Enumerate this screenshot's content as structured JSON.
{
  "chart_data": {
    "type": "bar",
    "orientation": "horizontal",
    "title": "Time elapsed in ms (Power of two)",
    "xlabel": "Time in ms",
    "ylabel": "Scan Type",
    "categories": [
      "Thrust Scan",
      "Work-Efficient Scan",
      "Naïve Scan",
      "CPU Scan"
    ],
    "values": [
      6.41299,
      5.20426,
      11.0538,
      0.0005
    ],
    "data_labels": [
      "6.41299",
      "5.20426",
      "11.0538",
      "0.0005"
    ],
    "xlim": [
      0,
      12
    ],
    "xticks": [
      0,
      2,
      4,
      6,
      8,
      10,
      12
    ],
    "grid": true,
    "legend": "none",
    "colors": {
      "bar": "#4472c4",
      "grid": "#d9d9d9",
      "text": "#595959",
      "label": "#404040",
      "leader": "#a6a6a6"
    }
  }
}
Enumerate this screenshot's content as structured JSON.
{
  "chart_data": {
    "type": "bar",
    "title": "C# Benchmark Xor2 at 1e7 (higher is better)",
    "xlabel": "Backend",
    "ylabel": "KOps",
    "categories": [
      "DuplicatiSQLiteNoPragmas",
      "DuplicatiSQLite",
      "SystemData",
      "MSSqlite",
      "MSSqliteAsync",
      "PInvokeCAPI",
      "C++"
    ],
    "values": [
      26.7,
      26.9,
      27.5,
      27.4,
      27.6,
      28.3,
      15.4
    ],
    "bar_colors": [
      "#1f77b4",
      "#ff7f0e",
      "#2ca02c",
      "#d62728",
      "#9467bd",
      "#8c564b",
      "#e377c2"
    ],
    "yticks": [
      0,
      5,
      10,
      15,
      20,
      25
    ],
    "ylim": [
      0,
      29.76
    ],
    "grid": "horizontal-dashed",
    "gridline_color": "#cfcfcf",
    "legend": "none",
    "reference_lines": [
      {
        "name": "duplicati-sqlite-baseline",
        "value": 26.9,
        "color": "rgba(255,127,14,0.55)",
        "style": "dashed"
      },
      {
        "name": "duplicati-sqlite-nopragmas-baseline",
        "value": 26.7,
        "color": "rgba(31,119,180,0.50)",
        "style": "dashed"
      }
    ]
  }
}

----------

Written exercise >> Copy each line of the data that contains the word "rgba".

The output >>
        "color": "rgba(255,127,14,0.55)",
        "color": "rgba(31,119,180,0.50)",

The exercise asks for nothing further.